>> begin DATASET RECORDS

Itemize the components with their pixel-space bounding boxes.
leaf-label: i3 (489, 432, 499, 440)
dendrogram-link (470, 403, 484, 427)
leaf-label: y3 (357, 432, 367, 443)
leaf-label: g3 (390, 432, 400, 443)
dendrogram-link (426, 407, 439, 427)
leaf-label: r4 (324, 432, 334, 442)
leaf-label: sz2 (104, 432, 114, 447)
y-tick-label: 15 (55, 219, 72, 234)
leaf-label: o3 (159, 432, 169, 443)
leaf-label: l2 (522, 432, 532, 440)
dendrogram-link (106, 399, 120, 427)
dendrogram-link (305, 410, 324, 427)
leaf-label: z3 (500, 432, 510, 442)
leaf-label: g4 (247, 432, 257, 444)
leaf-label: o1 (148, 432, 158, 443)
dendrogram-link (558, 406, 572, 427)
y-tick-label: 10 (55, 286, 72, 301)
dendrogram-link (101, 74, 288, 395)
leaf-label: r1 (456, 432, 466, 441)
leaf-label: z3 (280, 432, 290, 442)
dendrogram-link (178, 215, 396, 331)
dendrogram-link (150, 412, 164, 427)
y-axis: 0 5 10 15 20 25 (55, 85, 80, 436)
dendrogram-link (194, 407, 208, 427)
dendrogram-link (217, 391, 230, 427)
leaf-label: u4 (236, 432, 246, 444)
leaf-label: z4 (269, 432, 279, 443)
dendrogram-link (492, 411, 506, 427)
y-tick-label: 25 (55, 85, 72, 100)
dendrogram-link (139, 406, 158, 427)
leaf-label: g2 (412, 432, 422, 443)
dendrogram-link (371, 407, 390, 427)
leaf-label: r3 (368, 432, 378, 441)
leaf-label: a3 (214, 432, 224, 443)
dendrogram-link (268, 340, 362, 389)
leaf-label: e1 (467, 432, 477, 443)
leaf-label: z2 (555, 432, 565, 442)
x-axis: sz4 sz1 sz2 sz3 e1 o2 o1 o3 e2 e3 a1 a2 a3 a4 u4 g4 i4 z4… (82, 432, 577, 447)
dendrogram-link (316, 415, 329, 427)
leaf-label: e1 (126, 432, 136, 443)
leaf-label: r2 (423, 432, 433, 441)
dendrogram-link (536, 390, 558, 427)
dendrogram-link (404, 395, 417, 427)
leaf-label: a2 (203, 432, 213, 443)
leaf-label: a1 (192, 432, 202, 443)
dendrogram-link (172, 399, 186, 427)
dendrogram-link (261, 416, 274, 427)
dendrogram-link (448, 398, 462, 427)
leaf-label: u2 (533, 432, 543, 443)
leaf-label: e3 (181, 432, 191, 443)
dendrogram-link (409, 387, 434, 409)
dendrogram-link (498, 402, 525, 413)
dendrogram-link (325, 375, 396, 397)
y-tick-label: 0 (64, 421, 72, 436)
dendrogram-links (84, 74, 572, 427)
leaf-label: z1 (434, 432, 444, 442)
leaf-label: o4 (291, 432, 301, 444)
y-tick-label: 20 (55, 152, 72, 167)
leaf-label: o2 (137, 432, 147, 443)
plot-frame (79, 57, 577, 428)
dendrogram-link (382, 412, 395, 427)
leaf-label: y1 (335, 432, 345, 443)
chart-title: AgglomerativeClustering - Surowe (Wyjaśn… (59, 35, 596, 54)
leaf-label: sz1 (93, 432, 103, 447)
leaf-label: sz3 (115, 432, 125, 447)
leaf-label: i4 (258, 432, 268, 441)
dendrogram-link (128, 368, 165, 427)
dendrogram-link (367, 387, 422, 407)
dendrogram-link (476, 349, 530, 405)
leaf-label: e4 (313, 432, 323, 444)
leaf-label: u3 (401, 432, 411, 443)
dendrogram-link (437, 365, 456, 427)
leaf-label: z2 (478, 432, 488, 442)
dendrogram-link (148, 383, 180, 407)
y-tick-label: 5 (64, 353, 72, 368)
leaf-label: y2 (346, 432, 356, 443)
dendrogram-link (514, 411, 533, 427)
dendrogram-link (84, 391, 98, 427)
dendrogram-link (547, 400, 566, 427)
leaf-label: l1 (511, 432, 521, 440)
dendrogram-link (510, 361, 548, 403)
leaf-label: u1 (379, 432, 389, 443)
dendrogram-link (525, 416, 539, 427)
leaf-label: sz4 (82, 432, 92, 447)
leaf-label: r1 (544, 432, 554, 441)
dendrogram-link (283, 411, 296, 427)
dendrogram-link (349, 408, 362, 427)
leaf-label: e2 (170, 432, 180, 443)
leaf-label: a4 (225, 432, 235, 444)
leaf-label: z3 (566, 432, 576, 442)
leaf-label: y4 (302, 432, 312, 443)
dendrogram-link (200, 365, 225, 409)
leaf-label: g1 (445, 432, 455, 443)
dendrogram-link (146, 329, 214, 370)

>> end DATASET RECORDS

> **JOB**
Write the lines of the records as a JSON list of strings, one string per line and no blank lines. Start at the first line of the records and end with the line that contains "plot-frame (79, 57, 577, 428)", including both.

> **IN RESPONSE**
[
  "Itemize the components with their pixel-space bounding boxes.",
  "leaf-label: i3 (489, 432, 499, 440)",
  "dendrogram-link (470, 403, 484, 427)",
  "leaf-label: y3 (357, 432, 367, 443)",
  "leaf-label: g3 (390, 432, 400, 443)",
  "dendrogram-link (426, 407, 439, 427)",
  "leaf-label: r4 (324, 432, 334, 442)",
  "leaf-label: sz2 (104, 432, 114, 447)",
  "y-tick-label: 15 (55, 219, 72, 234)",
  "leaf-label: o3 (159, 432, 169, 443)",
  "leaf-label: l2 (522, 432, 532, 440)",
  "dendrogram-link (106, 399, 120, 427)",
  "dendrogram-link (305, 410, 324, 427)",
  "leaf-label: z3 (500, 432, 510, 442)",
  "leaf-label: g4 (247, 432, 257, 444)",
  "leaf-label: o1 (148, 432, 158, 443)",
  "dendrogram-link (558, 406, 572, 427)",
  "y-tick-label: 10 (55, 286, 72, 301)",
  "dendrogram-link (101, 74, 288, 395)",
  "leaf-label: r1 (456, 432, 466, 441)",
  "leaf-label: z3 (280, 432, 290, 442)",
  "dendrogram-link (178, 215, 396, 331)",
  "dendrogram-link (150, 412, 164, 427)",
  "y-axis: 0 5 10 15 20 25 (55, 85, 80, 436)",
  "dendrogram-link (194, 407, 208, 427)",
  "dendrogram-link (217, 391, 230, 427)",
  "leaf-label: u4 (236, 432, 246, 444)",
  "leaf-label: z4 (269, 432, 279, 443)",
  "dendrogram-link (492, 411, 506, 427)",
  "y-tick-label: 25 (55, 85, 72, 100)",
  "dendrogram-link (139, 406, 158, 427)",
  "leaf-label: g2 (412, 432, 422, 443)",
  "dendrogram-link (371, 407, 390, 427)",
  "leaf-label: r3 (368, 432, 378, 441)",
  "leaf-label: a3 (214, 432, 224, 443)",
  "dendrogram-link (268, 340, 362, 389)",
  "leaf-label: e1 (467, 432, 477, 443)",
  "leaf-label: z2 (555, 432, 565, 442)",
  "x-axis: sz4 sz1 sz2 sz3 e1 o2 o1 o3 e2 e3 a1 a2 a3 a4 u4 g4 i4 z4… (82, 432, 577, 447)",
  "dendrogram-link (316, 415, 329, 427)",
  "leaf-label: e1 (126, 432, 136, 443)",
  "leaf-label: r2 (423, 432, 433, 441)",
  "dendrogram-link (536, 390, 558, 427)",
  "dendrogram-link (404, 395, 417, 427)",
  "leaf-label: a2 (203, 432, 213, 443)",
  "leaf-label: a1 (192, 432, 202, 443)",
  "dendrogram-link (172, 399, 186, 427)",
  "dendrogram-link (261, 416, 274, 427)",
  "dendrogram-link (448, 398, 462, 427)",
  "leaf-label: u2 (533, 432, 543, 443)",
  "leaf-label: e3 (181, 432, 191, 443)",
  "dendrogram-link (409, 387, 434, 409)",
  "dendrogram-link (498, 402, 525, 413)",
  "dendrogram-link (325, 375, 396, 397)",
  "y-tick-label: 0 (64, 421, 72, 436)",
  "dendrogram-links (84, 74, 572, 427)",
  "leaf-label: z1 (434, 432, 444, 442)",
  "leaf-label: o4 (291, 432, 301, 444)",
  "y-tick-label: 20 (55, 152, 72, 167)",
  "leaf-label: o2 (137, 432, 147, 443)",
  "plot-frame (79, 57, 577, 428)"
]